(Your instructions): Each of the entries should be retyped precisely as it appears.
-- BEGIN Material provided --
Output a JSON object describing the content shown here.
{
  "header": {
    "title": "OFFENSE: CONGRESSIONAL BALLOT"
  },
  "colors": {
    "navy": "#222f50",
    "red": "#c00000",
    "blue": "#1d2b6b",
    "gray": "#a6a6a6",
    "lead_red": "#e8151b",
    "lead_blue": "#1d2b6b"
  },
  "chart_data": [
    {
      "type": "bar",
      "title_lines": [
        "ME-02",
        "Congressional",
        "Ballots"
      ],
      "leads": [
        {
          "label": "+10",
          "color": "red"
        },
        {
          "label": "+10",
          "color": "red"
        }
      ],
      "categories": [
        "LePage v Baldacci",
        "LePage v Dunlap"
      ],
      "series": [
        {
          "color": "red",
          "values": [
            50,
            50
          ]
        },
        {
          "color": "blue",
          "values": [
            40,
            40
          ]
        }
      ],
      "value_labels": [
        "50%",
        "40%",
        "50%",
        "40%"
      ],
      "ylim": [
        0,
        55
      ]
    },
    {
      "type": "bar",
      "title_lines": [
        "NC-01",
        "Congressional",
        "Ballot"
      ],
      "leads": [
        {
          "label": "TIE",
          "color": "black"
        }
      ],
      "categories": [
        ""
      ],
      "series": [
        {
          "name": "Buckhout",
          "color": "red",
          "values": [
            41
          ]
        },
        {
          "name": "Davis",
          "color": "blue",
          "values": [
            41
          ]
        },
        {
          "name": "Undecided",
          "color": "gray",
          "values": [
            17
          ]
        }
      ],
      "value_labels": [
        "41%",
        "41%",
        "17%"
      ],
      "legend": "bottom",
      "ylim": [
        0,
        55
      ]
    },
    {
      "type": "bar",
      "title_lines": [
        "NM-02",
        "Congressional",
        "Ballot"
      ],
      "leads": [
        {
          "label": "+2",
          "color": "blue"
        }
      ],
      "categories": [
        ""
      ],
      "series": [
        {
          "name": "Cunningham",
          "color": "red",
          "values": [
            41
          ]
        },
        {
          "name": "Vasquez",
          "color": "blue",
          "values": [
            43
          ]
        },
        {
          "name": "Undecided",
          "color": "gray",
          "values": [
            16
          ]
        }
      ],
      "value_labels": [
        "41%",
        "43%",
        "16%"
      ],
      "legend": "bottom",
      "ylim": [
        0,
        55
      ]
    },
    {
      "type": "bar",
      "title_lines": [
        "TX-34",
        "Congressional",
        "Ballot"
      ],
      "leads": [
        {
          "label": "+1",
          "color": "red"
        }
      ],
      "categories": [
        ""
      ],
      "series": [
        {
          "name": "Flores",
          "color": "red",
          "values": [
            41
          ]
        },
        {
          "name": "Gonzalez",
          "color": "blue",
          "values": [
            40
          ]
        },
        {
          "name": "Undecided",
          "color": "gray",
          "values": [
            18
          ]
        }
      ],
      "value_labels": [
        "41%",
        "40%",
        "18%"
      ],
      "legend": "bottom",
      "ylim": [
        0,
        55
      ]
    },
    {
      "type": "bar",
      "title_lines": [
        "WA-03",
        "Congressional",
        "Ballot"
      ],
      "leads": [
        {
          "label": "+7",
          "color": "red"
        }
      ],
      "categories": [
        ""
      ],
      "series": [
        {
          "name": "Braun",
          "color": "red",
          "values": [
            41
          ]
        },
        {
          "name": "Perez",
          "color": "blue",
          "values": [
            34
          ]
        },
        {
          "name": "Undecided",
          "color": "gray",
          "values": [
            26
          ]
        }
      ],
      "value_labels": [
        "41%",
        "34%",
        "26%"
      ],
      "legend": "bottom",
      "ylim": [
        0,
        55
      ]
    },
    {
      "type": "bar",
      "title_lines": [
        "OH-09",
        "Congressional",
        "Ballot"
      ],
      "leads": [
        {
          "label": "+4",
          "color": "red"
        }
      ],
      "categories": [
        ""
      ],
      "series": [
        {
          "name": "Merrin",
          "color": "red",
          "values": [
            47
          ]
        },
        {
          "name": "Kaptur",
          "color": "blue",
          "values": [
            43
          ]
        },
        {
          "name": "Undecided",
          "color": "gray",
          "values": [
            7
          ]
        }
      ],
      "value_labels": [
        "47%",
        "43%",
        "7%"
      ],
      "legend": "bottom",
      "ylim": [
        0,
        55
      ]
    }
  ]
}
-- END Material provided --
(Response below):
Output a JSON object describing the content shown here.
{
  "header": {
    "title": "OFFENSE: CONGRESSIONAL BALLOT"
  },
  "colors": {
    "navy": "#222f50",
    "red": "#c00000",
    "blue": "#1d2b6b",
    "gray": "#a6a6a6",
    "lead_red": "#e8151b",
    "lead_blue": "#1d2b6b"
  },
  "chart_data": [
    {
      "type": "bar",
      "title_lines": [
        "ME-02",
        "Congressional",
        "Ballots"
      ],
      "leads": [
        {
          "label": "+10",
          "color": "red"
        },
        {
          "label": "+10",
          "color": "red"
        }
      ],
      "categories": [
        "LePage v Baldacci",
        "LePage v Dunlap"
      ],
      "series": [
        {
          "color": "red",
          "values": [
            50,
            50
          ]
        },
        {
          "color": "blue",
          "values": [
            40,
            40
          ]
        }
      ],
      "value_labels": [
        "50%",
        "40%",
        "50%",
        "40%"
      ],
      "ylim": [
        0,
        55
      ]
    },
    {
      "type": "bar",
      "title_lines": [
        "NC-01",
        "Congressional",
        "Ballot"
      ],
      "leads": [
        {
          "label": "TIE",
          "color": "black"
        }
      ],
      "categories": [
        ""
      ],
      "series": [
        {
          "name": "Buckhout",
          "color": "red",
          "values": [
            41
          ]
        },
        {
          "name": "Davis",
          "color": "blue",
          "values": [
            41
          ]
        },
        {
          "name": "Undecided",
          "color": "gray",
          "values": [
            17
          ]
        }
      ],
      "value_labels": [
        "41%",
        "41%",
        "17%"
      ],
      "legend": "bottom",
      "ylim": [
        0,
        55
      ]
    },
    {
      "type": "bar",
      "title_lines": [
        "NM-02",
        "Congressional",
        "Ballot"
      ],
      "leads": [
        {
          "label": "+2",
          "color": "blue"
        }
      ],
      "categories": [
        ""
      ],
      "series": [
        {
          "name": "Cunningham",
          "color": "red",
          "values": [
            41
          ]
        },
        {
          "name": "Vasquez",
          "color": "blue",
          "values": [
            43
          ]
        },
        {
          "name": "Undecided",
          "color": "gray",
          "values": [
            16
          ]
        }
      ],
      "value_labels": [
        "41%",
        "43%",
        "16%"
      ],
      "legend": "bottom",
      "ylim": [
        0,
        55
      ]
    },
    {
      "type": "bar",
      "title_lines": [
        "TX-34",
        "Congressional",
        "Ballot"
      ],
      "leads": [
        {
          "label": "+1",
          "color": "red"
        }
      ],
      "categories": [
        ""
      ],
      "series": [
        {
          "name": "Flores",
          "color": "red",
          "values": [
            41
          ]
        },
        {
          "name": "Gonzalez",
          "color": "blue",
          "values": [
            40
          ]
        },
        {
          "name": "Undecided",
          "color": "gray",
          "values": [
            18
          ]
        }
      ],
      "value_labels": [
        "41%",
        "40%",
        "18%"
      ],
      "legend": "bottom",
      "ylim": [
        0,
        55
      ]
    },
    {
      "type": "bar",
      "title_lines": [
        "WA-03",
        "Congressional",
        "Ballot"
      ],
      "leads": [
        {
          "label": "+7",
          "color": "red"
        }
      ],
      "categories": [
        ""
      ],
      "series": [
        {
          "name": "Braun",
          "color": "red",
          "values": [
            41
          ]
        },
        {
          "name": "Perez",
          "color": "blue",
          "values": [
            34
          ]
        },
        {
          "name": "Undecided",
          "color": "gray",
          "values": [
            26
          ]
        }
      ],
      "value_labels": [
        "41%",
        "34%",
        "26%"
      ],
      "legend": "bottom",
      "ylim": [
        0,
        55
      ]
    },
    {
      "type": "bar",
      "title_lines": [
        "OH-09",
        "Congressional",
        "Ballot"
      ],
      "leads": [
        {
          "label": "+4",
          "color": "red"
        }
      ],
      "categories": [
        ""
      ],
      "series": [
        {
          "name": "Merrin",
          "color": "red",
          "values": [
            47
          ]
        },
        {
          "name": "Kaptur",
          "color": "blue",
          "values": [
            43
          ]
        },
        {
          "name": "Undecided",
          "color": "gray",
          "values": [
            7
          ]
        }
      ],
      "value_labels": [
        "47%",
        "43%",
        "7%"
      ],
      "legend": "bottom",
      "ylim": [
        0,
        55
      ]
    }
  ]
}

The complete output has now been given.